[begin LISTING]
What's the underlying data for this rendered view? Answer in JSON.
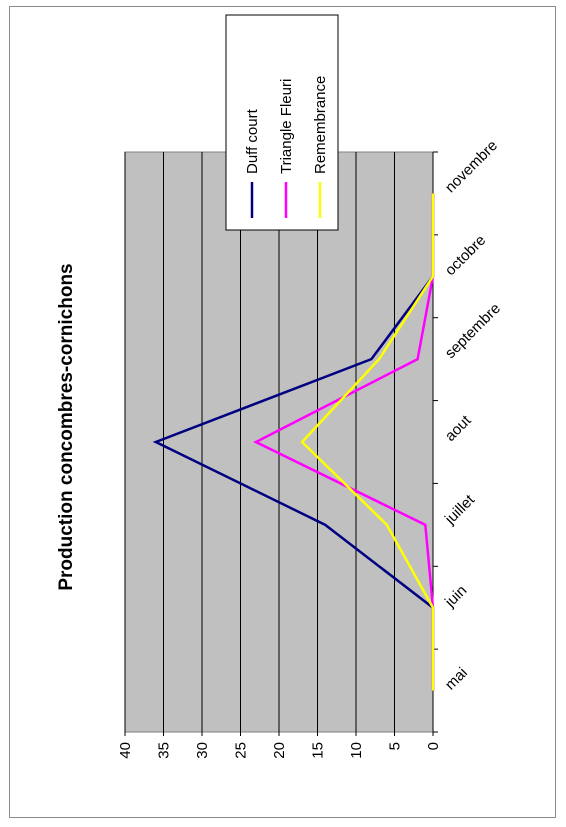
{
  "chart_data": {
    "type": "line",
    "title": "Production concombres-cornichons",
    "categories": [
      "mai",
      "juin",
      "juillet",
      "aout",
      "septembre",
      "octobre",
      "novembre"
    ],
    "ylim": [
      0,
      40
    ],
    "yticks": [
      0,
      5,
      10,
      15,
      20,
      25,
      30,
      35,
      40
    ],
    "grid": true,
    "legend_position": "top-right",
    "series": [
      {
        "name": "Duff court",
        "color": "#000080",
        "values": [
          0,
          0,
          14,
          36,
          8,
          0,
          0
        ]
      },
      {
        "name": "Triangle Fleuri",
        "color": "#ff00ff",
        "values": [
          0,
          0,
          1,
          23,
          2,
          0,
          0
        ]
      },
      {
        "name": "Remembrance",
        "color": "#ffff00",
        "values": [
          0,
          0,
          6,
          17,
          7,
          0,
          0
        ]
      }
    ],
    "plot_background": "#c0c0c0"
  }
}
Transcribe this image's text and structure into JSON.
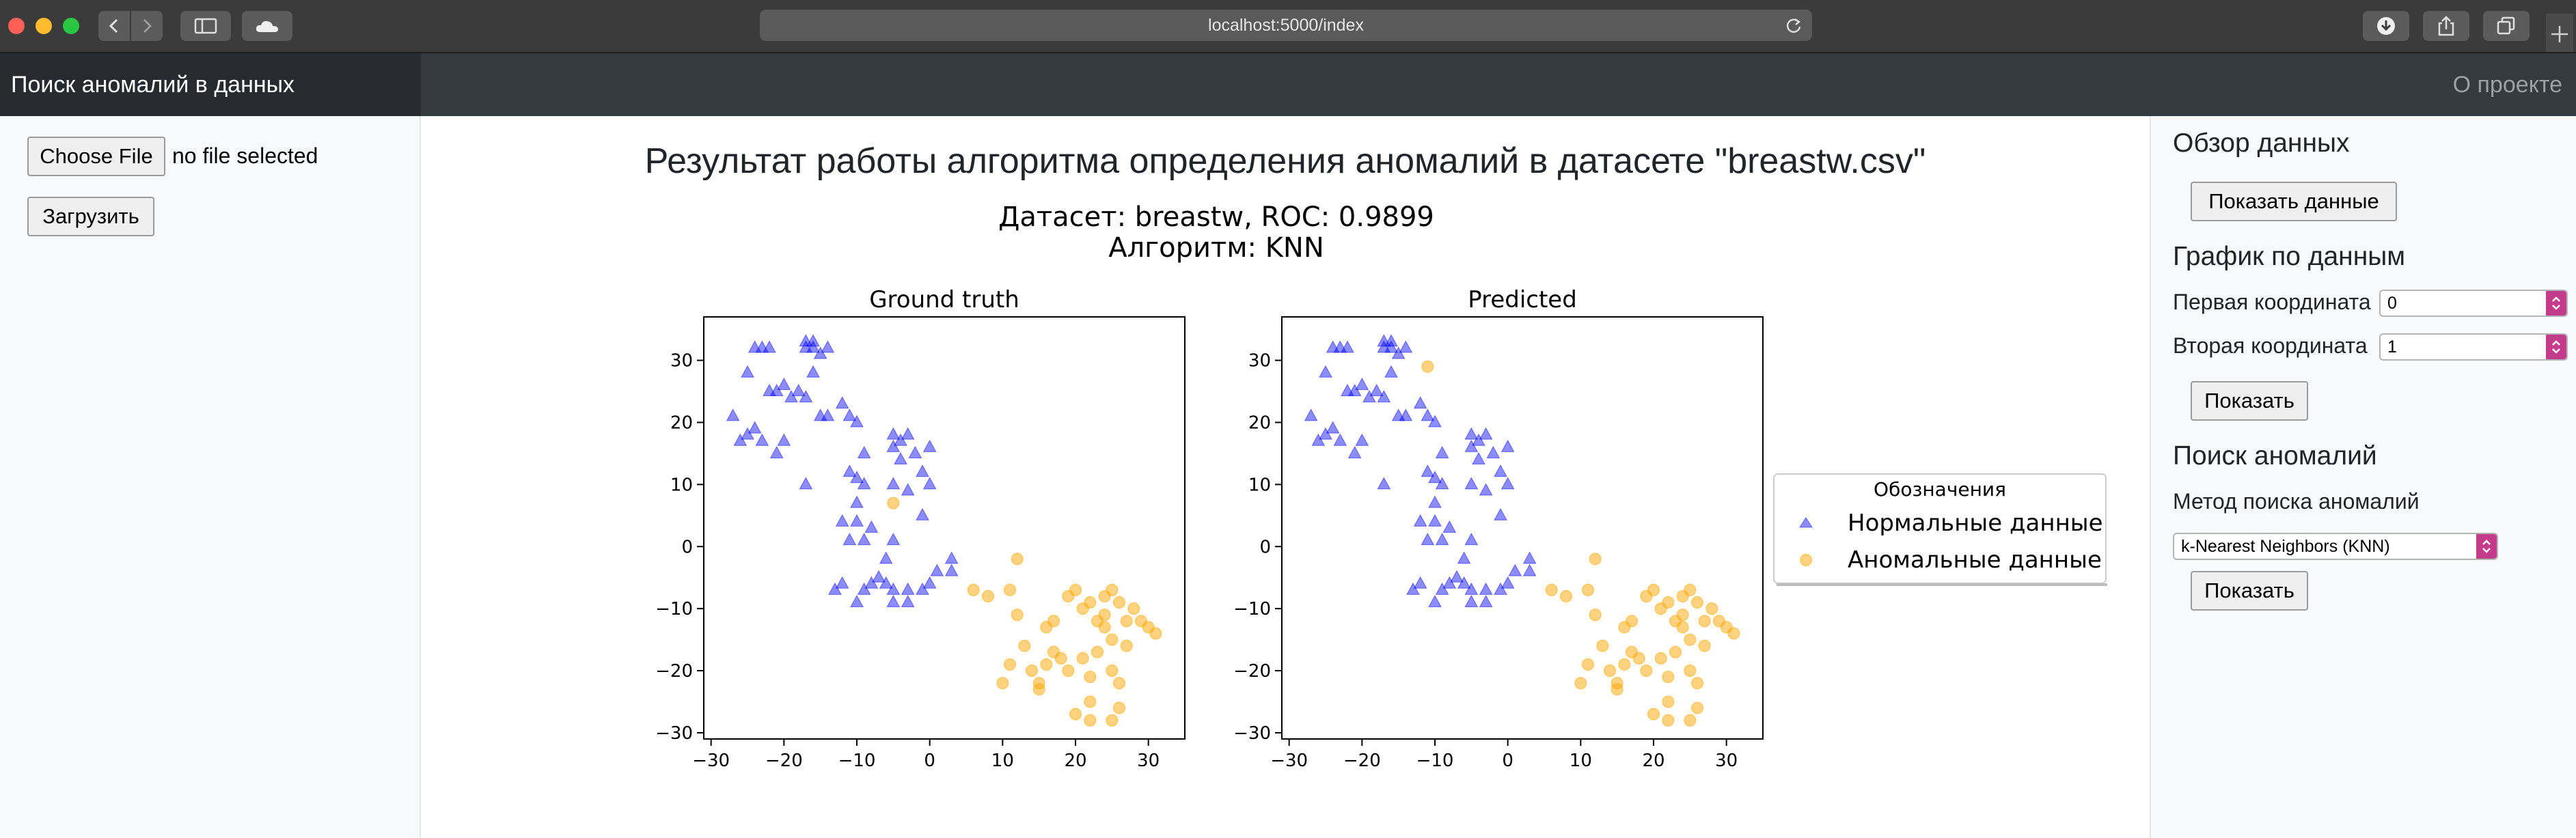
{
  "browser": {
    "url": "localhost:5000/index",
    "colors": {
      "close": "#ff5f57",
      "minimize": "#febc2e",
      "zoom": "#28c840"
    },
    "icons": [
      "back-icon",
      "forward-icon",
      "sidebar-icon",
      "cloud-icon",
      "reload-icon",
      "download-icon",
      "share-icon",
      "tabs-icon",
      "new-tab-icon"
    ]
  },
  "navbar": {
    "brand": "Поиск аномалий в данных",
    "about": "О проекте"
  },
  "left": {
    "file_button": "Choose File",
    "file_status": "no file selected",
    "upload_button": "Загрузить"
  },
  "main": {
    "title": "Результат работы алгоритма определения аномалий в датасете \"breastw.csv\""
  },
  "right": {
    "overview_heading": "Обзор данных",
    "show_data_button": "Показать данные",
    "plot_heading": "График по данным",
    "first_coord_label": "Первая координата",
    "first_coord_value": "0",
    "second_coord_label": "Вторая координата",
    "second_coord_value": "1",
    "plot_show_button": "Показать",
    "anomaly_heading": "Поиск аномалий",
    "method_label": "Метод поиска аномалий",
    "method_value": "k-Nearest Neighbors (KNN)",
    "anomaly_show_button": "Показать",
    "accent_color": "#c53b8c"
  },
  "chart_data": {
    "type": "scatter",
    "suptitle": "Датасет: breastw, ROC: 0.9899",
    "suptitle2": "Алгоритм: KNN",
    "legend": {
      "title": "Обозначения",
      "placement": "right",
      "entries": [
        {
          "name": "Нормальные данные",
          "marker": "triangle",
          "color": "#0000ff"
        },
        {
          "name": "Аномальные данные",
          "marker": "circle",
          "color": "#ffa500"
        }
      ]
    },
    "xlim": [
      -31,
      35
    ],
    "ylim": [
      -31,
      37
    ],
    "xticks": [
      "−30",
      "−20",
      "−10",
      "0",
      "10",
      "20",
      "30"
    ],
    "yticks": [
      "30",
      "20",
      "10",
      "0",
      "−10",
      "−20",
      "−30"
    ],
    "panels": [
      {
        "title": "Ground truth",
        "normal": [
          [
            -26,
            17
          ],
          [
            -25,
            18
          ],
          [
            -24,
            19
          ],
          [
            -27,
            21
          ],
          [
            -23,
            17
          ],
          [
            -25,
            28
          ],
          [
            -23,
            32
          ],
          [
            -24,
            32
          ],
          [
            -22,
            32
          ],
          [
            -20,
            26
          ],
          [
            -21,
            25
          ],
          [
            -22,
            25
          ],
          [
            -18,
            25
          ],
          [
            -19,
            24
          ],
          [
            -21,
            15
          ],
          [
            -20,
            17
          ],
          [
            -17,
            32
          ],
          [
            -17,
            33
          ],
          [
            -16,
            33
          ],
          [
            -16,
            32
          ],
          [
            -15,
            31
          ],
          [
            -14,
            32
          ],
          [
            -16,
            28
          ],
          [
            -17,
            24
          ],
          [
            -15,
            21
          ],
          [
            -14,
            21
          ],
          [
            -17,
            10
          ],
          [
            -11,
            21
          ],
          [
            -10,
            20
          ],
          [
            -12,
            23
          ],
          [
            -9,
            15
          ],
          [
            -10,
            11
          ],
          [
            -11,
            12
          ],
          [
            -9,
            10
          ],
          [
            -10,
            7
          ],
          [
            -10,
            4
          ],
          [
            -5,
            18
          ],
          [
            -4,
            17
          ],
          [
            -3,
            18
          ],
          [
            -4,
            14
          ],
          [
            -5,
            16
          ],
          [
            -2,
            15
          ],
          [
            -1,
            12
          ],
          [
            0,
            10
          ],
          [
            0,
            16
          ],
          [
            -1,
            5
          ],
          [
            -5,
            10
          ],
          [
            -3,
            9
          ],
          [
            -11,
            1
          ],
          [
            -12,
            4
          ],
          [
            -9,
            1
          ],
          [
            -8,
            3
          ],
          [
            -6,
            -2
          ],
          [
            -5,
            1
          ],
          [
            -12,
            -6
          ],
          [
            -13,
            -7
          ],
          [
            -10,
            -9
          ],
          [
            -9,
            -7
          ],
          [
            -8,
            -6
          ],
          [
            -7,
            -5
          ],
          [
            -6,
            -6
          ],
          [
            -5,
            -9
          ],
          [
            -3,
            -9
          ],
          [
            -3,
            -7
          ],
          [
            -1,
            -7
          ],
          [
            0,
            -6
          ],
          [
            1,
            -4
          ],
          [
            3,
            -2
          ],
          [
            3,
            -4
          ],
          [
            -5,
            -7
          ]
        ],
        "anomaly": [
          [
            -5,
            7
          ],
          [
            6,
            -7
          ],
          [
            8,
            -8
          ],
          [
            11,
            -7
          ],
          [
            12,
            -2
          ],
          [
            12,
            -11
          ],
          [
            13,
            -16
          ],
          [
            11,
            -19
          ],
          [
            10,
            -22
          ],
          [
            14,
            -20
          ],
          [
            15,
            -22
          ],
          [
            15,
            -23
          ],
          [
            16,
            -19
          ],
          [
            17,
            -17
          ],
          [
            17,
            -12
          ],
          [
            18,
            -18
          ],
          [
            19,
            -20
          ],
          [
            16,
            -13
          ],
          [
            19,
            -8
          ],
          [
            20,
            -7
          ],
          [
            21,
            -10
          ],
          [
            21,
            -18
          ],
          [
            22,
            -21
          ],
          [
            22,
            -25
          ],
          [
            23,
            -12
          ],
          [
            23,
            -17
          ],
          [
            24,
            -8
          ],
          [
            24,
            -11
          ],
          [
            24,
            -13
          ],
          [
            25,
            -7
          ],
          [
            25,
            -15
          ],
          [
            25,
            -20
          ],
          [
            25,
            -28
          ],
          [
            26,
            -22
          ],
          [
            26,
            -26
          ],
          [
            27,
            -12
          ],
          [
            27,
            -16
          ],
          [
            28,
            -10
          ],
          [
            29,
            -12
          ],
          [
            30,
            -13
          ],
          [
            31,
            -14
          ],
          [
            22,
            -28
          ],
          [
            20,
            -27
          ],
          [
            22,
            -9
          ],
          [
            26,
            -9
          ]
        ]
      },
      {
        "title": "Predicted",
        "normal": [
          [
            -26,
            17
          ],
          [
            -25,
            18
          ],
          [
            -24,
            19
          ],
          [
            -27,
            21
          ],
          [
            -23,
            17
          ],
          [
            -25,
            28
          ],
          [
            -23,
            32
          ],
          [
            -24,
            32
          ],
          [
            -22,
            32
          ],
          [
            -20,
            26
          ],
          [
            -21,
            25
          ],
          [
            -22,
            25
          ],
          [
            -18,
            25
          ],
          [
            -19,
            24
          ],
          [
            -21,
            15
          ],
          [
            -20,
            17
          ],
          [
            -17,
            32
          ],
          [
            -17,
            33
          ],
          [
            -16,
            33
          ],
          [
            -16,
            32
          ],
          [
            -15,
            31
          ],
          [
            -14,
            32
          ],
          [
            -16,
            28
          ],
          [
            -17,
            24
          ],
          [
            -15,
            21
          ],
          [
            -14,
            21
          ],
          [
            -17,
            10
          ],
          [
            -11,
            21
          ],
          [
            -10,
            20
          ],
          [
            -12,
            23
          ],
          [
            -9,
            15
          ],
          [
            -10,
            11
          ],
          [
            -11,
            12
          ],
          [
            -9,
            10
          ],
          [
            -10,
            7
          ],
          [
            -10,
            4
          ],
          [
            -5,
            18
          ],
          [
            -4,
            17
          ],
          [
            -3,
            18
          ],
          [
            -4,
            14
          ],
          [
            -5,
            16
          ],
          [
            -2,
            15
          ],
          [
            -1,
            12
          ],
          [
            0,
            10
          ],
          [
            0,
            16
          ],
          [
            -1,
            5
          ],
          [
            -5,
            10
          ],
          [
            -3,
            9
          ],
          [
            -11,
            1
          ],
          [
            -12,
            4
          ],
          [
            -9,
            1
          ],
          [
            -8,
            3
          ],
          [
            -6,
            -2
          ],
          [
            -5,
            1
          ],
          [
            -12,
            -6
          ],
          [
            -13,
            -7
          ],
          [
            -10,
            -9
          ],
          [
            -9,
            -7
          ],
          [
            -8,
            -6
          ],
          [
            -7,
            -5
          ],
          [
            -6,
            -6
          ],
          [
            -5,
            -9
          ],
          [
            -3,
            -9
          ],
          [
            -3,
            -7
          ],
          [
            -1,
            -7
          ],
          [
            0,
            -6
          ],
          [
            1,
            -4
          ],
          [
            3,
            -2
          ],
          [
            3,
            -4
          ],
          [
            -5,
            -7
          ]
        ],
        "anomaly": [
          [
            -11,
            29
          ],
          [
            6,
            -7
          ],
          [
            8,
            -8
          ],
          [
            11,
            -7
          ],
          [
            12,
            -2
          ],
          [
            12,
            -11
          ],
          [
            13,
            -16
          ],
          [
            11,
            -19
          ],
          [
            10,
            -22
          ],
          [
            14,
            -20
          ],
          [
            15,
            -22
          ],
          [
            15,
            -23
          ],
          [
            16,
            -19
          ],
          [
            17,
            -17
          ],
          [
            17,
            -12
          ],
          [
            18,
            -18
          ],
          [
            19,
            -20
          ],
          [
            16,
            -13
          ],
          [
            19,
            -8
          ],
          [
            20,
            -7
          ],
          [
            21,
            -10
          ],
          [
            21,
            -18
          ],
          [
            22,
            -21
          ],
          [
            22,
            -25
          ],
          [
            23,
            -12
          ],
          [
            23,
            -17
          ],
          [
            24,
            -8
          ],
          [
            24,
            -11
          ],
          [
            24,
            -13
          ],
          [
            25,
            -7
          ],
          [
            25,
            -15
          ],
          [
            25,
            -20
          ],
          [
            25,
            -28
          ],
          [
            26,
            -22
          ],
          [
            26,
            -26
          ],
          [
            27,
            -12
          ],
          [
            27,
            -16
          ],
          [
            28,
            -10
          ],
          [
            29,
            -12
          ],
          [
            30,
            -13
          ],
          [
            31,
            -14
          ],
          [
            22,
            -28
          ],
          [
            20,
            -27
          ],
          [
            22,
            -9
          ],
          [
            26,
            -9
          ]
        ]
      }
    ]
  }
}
[end LISTING]
Go through the material and copy out every line with "координата" in it.

▶ TASK OUTPUT:
    "first_coord_label": "Первая координата",
    "second_coord_label": "Вторая координата",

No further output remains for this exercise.